| Список заданий |
a - Выпишите все слова поддержки, которые, согласно отрывку о больнице на «Каширке», пациенты слышат от окружающих.
b - Допишите отрывок о больнице на «Каширке», начиная сразу после его последнего предложения.

| Отрывок из текста |
=-=-=-=-=

Я легла в Онкологический центр имени Блохина на «Каширке». Это замечательная больница. Когда ты не болеешь, это место представляется мрачным и ужасным. Местом, где люди сходят с ума от отчаяния. Но на самом деле мне там было спокойно. Все вокруг — от врачей до женщин, которые разносят еду — поддерживают пациентов. Ты молодец, ты справишься, всё будет хорошо. Звучит парадоксально, но несмотря на то, что ты видишь страшные вещи, атмосфера всеобщей поддержки приникает буквально через кожу.
Любая операция — это риск. Я совершенно не переживала, что хирург сделает что-то не так, скорее боялась осложнений, которые не от него зависят. Впервые в жизни мне делали эндотрахеальный наркоз. Я понимала, что какое-то время я проведу без своего дыхания на аппарате искусственной вентиляции лёгких. Все дни до операции я старалась общаться — просто ходила по коридору и бесконечно с кем-то разговаривала.

=-=-=-=-=

| Фрагменты записей |
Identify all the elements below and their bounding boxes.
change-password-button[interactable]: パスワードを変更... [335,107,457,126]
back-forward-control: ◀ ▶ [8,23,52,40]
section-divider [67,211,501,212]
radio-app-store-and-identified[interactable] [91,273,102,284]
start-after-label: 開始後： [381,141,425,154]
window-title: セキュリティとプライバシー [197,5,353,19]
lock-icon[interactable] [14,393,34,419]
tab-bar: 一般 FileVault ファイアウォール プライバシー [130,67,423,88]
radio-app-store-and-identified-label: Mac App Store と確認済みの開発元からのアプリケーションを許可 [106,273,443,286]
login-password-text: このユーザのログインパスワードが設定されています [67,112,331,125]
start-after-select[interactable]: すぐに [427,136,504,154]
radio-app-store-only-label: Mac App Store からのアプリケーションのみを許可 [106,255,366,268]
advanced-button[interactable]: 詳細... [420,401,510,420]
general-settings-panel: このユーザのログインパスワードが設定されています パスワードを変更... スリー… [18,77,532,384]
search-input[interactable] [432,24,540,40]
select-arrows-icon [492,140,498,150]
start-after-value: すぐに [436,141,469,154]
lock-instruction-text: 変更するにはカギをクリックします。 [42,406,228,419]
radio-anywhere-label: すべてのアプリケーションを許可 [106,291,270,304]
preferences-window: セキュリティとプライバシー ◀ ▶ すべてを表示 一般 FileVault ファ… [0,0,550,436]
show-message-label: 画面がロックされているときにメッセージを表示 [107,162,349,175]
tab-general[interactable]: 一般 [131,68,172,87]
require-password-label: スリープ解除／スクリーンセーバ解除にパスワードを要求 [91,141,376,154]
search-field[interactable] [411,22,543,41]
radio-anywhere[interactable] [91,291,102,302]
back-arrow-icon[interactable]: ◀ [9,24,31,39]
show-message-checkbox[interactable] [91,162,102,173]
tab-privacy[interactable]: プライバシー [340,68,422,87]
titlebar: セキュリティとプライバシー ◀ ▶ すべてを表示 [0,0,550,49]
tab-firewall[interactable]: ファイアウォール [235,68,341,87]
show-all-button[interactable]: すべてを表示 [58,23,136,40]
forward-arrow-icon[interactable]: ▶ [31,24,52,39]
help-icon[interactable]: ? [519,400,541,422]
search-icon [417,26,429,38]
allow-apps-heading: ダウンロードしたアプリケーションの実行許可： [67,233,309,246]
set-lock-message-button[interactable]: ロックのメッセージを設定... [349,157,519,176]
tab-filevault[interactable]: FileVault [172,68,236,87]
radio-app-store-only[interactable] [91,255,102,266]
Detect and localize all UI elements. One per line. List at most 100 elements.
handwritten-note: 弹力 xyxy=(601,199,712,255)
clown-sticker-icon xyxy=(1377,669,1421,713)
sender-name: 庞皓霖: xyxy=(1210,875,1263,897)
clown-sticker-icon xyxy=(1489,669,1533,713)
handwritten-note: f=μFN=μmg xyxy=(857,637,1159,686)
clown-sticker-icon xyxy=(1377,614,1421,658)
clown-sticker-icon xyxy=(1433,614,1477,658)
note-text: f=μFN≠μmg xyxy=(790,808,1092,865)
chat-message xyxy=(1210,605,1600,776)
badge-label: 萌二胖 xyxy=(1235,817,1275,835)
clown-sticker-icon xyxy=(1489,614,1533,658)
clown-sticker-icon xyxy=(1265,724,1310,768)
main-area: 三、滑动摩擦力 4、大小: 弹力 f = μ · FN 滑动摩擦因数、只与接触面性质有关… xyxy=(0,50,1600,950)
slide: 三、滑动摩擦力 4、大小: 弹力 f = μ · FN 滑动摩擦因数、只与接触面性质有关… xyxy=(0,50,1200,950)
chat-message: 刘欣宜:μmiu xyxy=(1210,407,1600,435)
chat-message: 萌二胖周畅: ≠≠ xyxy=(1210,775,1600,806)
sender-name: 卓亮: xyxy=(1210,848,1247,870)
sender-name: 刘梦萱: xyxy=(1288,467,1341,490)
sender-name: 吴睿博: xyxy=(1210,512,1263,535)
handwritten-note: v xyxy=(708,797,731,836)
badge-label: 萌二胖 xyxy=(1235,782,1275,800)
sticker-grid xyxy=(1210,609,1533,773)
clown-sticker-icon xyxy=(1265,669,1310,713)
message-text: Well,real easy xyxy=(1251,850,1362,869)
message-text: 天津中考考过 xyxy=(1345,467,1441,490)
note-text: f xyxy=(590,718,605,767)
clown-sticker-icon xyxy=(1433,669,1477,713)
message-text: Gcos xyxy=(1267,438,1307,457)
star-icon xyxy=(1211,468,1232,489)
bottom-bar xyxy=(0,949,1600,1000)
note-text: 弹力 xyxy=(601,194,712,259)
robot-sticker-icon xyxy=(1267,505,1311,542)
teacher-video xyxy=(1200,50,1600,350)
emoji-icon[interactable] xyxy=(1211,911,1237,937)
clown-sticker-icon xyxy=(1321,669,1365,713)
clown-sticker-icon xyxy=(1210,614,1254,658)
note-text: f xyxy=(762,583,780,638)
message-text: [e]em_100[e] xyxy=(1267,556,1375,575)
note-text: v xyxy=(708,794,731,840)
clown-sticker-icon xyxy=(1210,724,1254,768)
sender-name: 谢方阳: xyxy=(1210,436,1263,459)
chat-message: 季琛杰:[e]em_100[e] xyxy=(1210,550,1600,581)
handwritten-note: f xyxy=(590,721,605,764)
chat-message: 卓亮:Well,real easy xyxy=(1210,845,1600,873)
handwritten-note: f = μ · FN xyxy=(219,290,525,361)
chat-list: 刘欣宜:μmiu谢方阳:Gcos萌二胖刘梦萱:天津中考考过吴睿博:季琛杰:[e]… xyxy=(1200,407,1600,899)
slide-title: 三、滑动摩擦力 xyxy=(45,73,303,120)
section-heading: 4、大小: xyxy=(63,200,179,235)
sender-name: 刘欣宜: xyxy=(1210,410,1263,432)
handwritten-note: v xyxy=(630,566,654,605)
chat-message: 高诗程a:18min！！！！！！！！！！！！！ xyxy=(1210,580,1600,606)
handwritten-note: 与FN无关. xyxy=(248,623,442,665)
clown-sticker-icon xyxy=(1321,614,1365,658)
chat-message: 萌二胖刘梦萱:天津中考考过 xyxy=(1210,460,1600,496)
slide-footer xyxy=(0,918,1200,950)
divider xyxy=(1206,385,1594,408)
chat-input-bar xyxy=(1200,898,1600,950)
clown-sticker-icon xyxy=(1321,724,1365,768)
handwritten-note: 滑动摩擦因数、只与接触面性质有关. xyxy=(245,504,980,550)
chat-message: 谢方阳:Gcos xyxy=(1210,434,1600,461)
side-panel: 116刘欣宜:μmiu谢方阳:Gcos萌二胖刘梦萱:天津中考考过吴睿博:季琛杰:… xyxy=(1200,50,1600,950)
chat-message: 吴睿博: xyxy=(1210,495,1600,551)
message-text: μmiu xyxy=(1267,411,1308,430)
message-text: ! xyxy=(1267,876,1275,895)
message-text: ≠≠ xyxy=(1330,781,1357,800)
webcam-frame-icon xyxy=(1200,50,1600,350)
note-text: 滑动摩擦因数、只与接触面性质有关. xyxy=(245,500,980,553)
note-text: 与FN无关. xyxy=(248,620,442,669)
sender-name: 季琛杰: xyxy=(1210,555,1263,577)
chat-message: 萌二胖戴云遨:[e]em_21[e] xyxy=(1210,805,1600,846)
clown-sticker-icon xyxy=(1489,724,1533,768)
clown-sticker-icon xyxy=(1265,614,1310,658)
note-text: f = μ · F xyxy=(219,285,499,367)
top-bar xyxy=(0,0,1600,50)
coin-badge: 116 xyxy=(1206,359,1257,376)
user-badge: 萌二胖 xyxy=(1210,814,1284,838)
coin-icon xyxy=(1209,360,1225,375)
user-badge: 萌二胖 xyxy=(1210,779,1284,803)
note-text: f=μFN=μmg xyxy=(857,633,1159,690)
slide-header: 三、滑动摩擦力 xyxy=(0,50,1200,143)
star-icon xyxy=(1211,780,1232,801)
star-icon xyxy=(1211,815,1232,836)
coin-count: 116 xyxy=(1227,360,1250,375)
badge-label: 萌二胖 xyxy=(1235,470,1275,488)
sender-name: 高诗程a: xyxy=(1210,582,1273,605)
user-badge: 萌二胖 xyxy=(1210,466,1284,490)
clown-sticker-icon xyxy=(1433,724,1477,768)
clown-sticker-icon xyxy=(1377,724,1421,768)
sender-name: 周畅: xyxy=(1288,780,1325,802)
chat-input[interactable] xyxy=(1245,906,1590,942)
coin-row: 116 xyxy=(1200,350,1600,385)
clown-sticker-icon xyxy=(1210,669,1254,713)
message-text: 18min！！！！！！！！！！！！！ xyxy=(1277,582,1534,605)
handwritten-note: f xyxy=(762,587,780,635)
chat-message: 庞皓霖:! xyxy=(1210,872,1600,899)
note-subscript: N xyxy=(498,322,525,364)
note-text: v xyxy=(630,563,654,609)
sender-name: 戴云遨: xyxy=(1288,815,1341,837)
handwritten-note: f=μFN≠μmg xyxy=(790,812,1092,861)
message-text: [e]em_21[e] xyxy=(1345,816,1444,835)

=-=-=-=-=

| Ожидаемые ответы |
a - Ты молодец; ты справишься; всё будет хорошо.

b -
Операция была назначена на девять утра, и я была первая на очередь в операционную. Все кабинеты пустовали, и медбратья, которые меня отвозили, разгоняли кровать, вставали на её каркас ногами и говорили: «Приведите спинки кресел в вертикальное положение, пристегните ремни, мы взлетаем». Это, правда, подняло мне настроение, к тому времени страх уже прошёл. В операционной всё случилось очень быстро. Я сказала анестезиологу, что совсем не спала ночь, а он мне ответил: «Вот сейчас отоспитесь».
Мне удалили щитовидку и прилегающие к ней ткани (к счастью, удалось сохранить паращитовидные железы). Удалили 28 лимфоузлов, в 13 из них были метастатические опухоли. Сама опухоль хоть и оказалась небольшой — семь миллиметров, — но уже успела прорасти в соседние ткани.
Значит, она там была уже давно.

По сути, от пункции до выписки из больницы прошёл месяц. Да, с одной стороны — это очень быстро, но с другой — я так долго ждала.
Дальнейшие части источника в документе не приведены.